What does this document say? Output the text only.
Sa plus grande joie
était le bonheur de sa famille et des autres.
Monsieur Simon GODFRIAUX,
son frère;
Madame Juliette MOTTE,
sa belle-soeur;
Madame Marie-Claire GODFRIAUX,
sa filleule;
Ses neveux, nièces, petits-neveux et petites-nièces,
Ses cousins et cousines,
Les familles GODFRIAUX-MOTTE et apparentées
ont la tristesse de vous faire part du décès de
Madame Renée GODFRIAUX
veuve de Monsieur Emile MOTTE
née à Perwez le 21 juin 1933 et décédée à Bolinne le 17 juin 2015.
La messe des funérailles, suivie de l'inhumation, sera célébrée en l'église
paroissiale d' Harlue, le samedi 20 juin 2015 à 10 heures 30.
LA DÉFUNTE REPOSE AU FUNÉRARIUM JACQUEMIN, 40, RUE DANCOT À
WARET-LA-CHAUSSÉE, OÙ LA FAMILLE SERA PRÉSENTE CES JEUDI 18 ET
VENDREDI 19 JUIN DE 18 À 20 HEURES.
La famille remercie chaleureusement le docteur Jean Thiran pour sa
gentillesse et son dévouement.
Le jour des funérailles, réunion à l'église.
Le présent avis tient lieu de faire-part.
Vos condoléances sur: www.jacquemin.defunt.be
※
Write out the records shown above, exactly as they appear.

» Result:
What does this document say? Output the text only.
Sa plus grande joie
était le bonheur de sa famille et des autres.
Monsieur Simon GODFRIAUX,
son frère;
Madame Juliette MOTTE,
sa belle-soeur;
Madame Marie-Claire GODFRIAUX,
sa filleule;
Ses neveux, nièces, petits-neveux et petites-nièces,
Ses cousins et cousines,
Les familles GODFRIAUX-MOTTE et apparentées
ont la tristesse de vous faire part du décès de
Madame Renée GODFRIAUX
veuve de Monsieur Emile MOTTE
née à Perwez le 21 juin 1933 et décédée à Bolinne le 17 juin 2015.
La messe des funérailles, suivie de l'inhumation, sera célébrée en l'église
paroissiale d' Harlue, le samedi 20 juin 2015 à 10 heures 30.
LA DÉFUNTE REPOSE AU FUNÉRARIUM JACQUEMIN, 40, RUE DANCOT À
WARET-LA-CHAUSSÉE, OÙ LA FAMILLE SERA PRÉSENTE CES JEUDI 18 ET
VENDREDI 19 JUIN DE 18 À 20 HEURES.
La famille remercie chaleureusement le docteur Jean Thiran pour sa
gentillesse et son dévouement.
Le jour des funérailles, réunion à l'église.
Le présent avis tient lieu de faire-part.
Vos condoléances sur: www.jacquemin.defunt.be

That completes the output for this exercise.